**SET EXERCISE**
Find all lines in the records that include the word "molto", and copy them out.

[Data excerpts]
┏━━

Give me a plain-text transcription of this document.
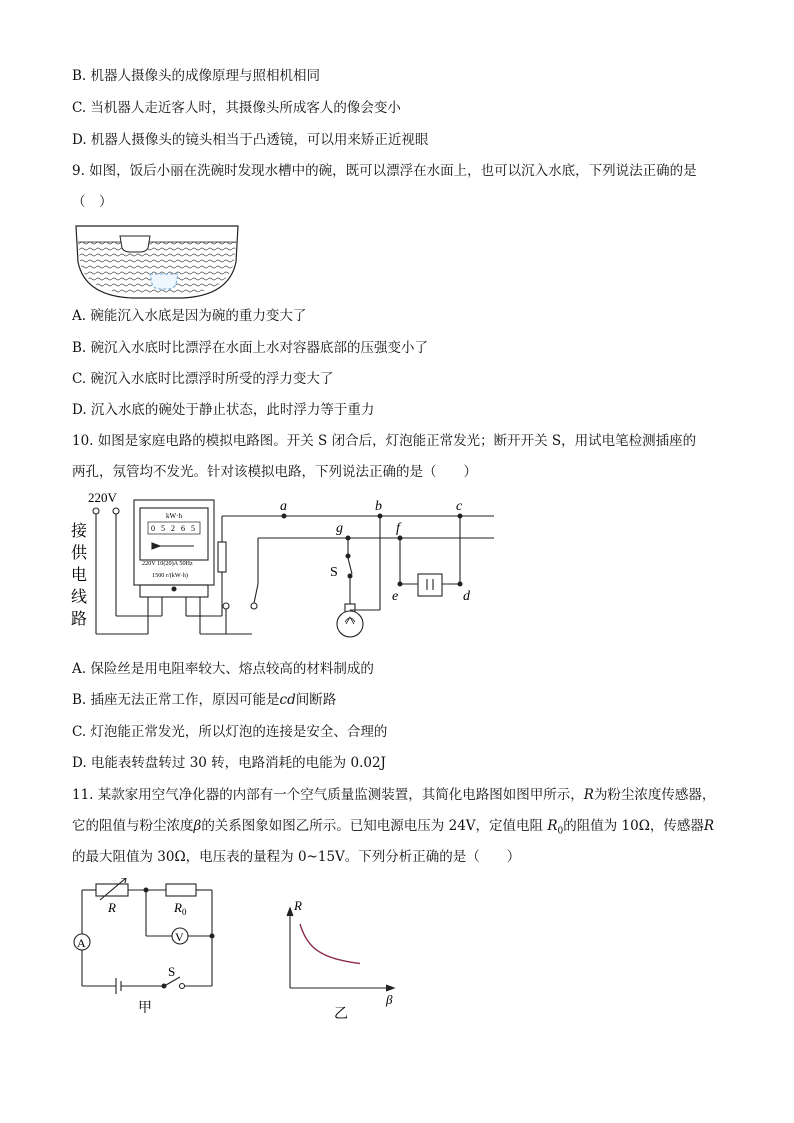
B. 机器人摄像头的成像原理与照相机相同
C. 当机器人走近客人时，其摄像头所成客人的像会变小
D. 机器人摄像头的镜头相当于凸透镜，可以用来矫正近视眼
9. 如图，饭后小丽在洗碗时发现水槽中的碗，既可以漂浮在水面上，也可以沉入水底，下列说法正确的是
（　）
A. 碗能沉入水底是因为碗的重力变大了
B. 碗沉入水底时比漂浮在水面上水对容器底部的压强变小了
C. 碗沉入水底时比漂浮时所受的浮力变大了
D. 沉入水底的碗处于静止状态，此时浮力等于重力
10. 如图是家庭电路的模拟电路图。开关 S 闭合后，灯泡能正常发光；断开开关 S，用试电笔检测插座的
两孔，氖管均不发光。针对该模拟电路，下列说法正确的是（　　）
220V
接
供
电
线
路
kW·h
0 5 2 6 5
220V 10(20)A 50Hz
1500 r/(kW·h)
a	b	c
g	f
e	d
S
A. 保险丝是用电阻率较大、熔点较高的材料制成的
B. 插座无法正常工作，原因可能是cd间断路
C. 灯泡能正常发光，所以灯泡的连接是安全、合理的
D. 电能表转盘转过 30 转，电路消耗的电能为 0.02J
11. 某款家用空气净化器的内部有一个空气质量监测装置，其简化电路图如图甲所示，R为粉尘浓度传感器，
它的阻值与粉尘浓度β的关系图象如图乙所示。已知电源电压为 24V，定值电阻 $R_0$的阻值为 10Ω，传感器R
的最大阻值为 30Ω，电压表的量程为 0~15V。下列分析正确的是（　　）
R	$R_0$
A	V
S
甲
R
β
乙
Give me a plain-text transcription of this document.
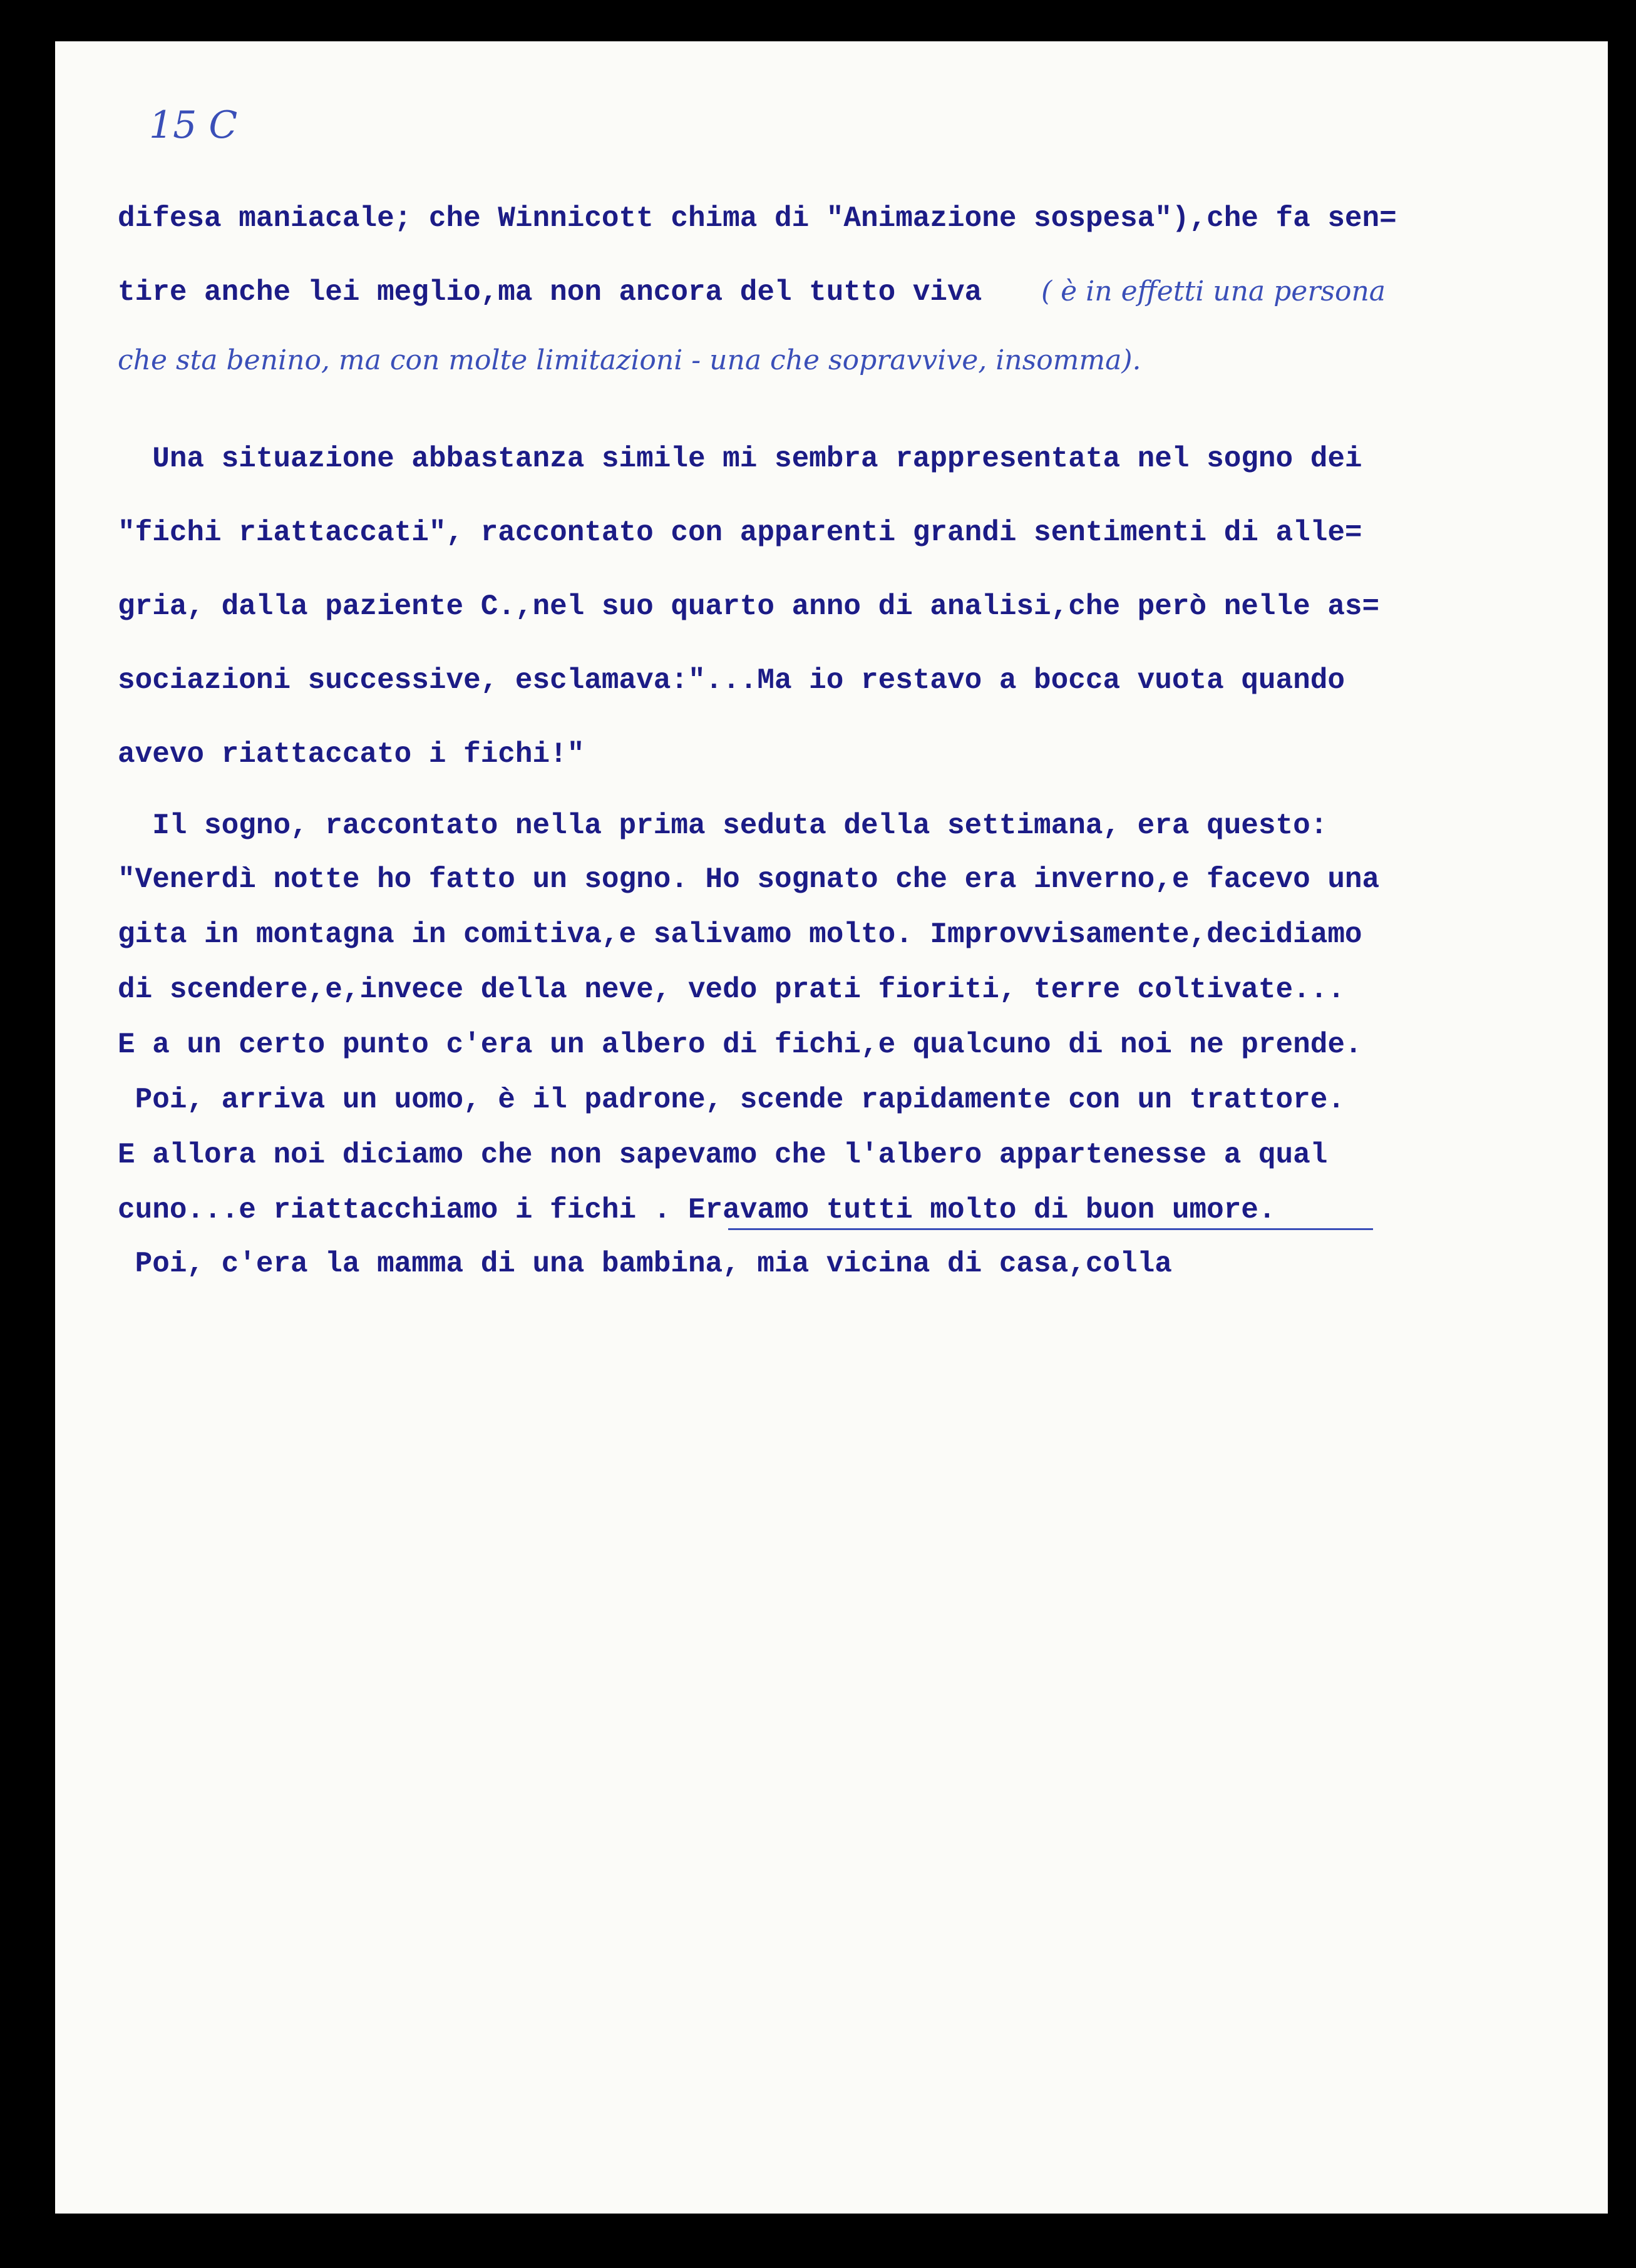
15 C
difesa maniacale; che Winnicott chima di "Animazione sospesa"),che fa sen=
tire anche lei meglio,ma non ancora del tutto viva ( è in effetti una persona
che sta benino, ma con molte limitazioni - una che sopravvive, insomma).
Una situazione abbastanza simile mi sembra rappresentata nel sogno dei
"fichi riattaccati", raccontato con apparenti grandi sentimenti di alle=
gria, dalla paziente C.,nel suo quarto anno di analisi,che però nelle as=
sociazioni successive, esclamava:"...Ma io restavo a bocca vuota quando
avevo riattaccato i fichi!"
Il sogno, raccontato nella prima seduta della settimana, era questo:
"Venerdì notte ho fatto un sogno. Ho sognato che era inverno,e facevo una
gita in montagna in comitiva,e salivamo molto. Improvvisamente,decidiamo
di scendere,e,invece della neve, vedo prati fioriti, terre coltivate...
E a un certo punto c'era un albero di fichi,e qualcuno di noi ne prende.
Poi, arriva un uomo, è il padrone, scende rapidamente con un trattore.
E allora noi diciamo che non sapevamo che l'albero appartenesse a qual
cuno...e riattacchiamo i fichi . Eravamo tutti molto di buon umore.
Poi, c'era la mamma di una bambina, mia vicina di casa,colla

┗━━

**RESULT OF THE TASK**
gita in montagna in comitiva,e salivamo molto. Improvvisamente,decidiamo
cuno...e riattacchiamo i fichi . Eravamo tutti molto di buon umore.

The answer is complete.